Across all the lines below, how many contain the string "piastrellare"? Please reply with the number only.

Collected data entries
+++++

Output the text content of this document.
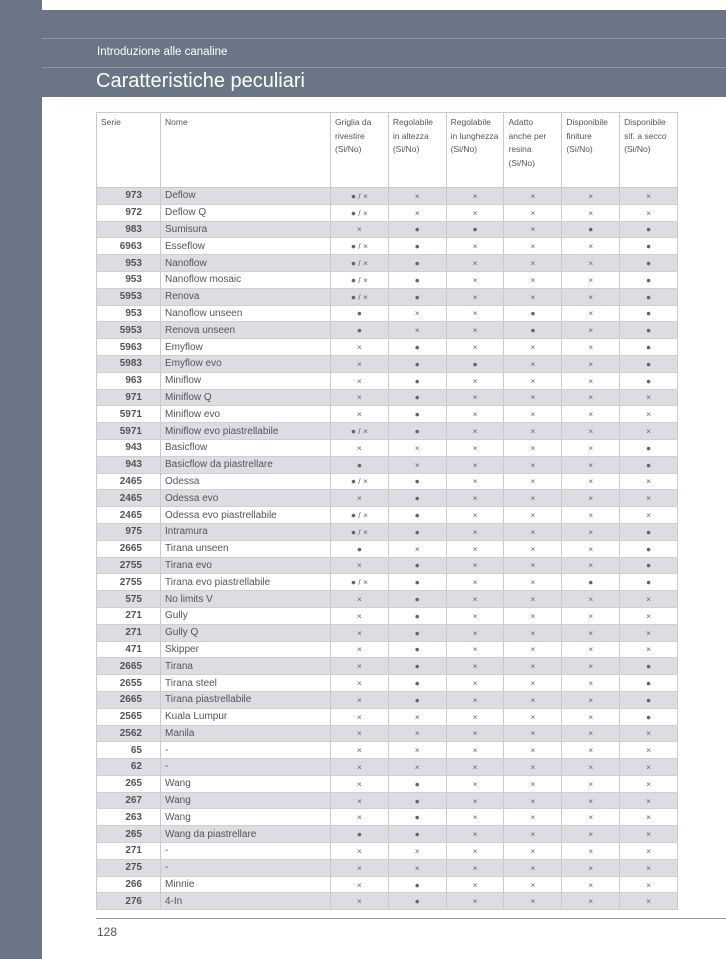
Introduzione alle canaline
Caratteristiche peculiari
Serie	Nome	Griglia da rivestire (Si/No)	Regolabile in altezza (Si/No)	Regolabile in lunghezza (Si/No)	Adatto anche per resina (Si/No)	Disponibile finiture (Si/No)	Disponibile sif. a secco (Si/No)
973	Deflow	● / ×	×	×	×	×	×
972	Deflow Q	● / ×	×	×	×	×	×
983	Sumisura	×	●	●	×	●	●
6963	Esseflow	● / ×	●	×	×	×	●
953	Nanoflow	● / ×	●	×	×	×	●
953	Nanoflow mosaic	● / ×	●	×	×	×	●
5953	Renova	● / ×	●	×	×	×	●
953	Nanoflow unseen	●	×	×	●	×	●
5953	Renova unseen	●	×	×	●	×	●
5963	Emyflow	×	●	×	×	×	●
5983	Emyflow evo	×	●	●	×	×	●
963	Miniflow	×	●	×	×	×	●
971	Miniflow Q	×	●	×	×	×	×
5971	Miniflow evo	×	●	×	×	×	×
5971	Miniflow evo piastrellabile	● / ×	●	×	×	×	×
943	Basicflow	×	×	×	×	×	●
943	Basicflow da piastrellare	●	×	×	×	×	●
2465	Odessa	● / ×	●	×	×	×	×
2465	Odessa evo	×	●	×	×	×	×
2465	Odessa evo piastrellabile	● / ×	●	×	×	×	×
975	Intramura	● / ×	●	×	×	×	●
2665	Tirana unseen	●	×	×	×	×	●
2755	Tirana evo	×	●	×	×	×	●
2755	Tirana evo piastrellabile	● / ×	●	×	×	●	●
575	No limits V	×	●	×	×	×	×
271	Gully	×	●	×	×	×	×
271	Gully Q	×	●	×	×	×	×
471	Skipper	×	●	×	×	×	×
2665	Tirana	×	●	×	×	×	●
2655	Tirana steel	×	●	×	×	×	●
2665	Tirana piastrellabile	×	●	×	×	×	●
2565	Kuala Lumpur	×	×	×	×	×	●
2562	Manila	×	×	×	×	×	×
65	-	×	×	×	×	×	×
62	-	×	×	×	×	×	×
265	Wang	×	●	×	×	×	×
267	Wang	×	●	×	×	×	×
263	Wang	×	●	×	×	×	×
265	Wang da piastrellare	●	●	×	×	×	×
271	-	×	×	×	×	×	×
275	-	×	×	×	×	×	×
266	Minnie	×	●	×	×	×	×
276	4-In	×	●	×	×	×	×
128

+++++

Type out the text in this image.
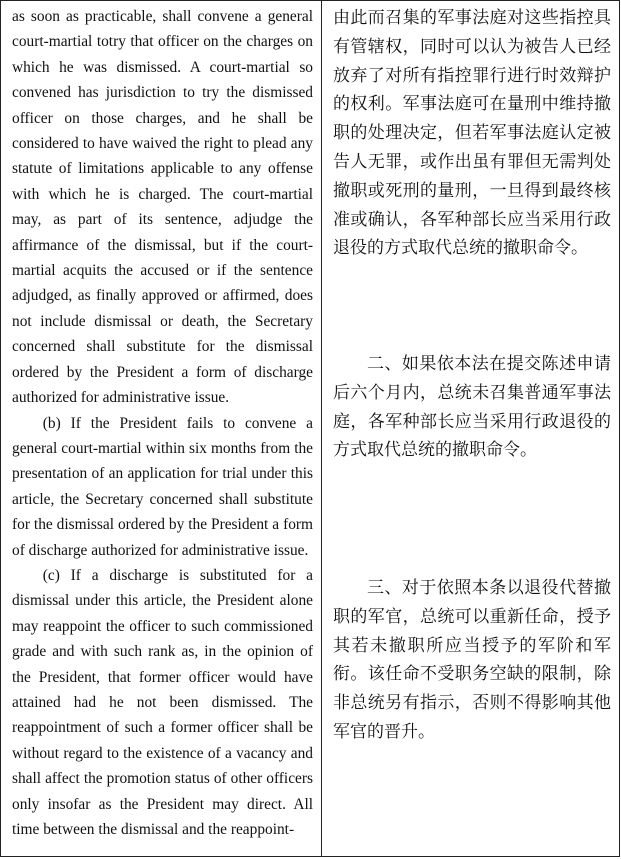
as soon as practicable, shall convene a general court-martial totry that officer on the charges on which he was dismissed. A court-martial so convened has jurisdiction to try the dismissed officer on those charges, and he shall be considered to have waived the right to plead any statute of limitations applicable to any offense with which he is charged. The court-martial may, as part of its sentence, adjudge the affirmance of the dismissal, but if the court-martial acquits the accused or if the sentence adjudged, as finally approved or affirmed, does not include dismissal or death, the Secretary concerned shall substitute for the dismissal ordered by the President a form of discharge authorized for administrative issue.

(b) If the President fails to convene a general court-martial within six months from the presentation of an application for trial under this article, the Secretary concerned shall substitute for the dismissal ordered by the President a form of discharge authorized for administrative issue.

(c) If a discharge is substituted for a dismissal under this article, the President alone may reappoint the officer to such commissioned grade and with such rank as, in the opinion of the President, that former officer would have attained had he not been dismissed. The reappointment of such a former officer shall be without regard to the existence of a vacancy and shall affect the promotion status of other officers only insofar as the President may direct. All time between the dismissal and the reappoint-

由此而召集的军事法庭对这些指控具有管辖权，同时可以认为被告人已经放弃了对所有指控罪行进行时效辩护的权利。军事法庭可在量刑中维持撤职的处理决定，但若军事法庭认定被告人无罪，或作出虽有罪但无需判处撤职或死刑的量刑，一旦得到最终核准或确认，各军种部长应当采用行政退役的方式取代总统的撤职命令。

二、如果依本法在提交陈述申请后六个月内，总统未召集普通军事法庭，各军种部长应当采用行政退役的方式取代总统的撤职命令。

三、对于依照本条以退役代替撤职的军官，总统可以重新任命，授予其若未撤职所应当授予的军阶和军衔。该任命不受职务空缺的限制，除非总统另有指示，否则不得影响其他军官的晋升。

+++++

=== FINAL RESULT ===
2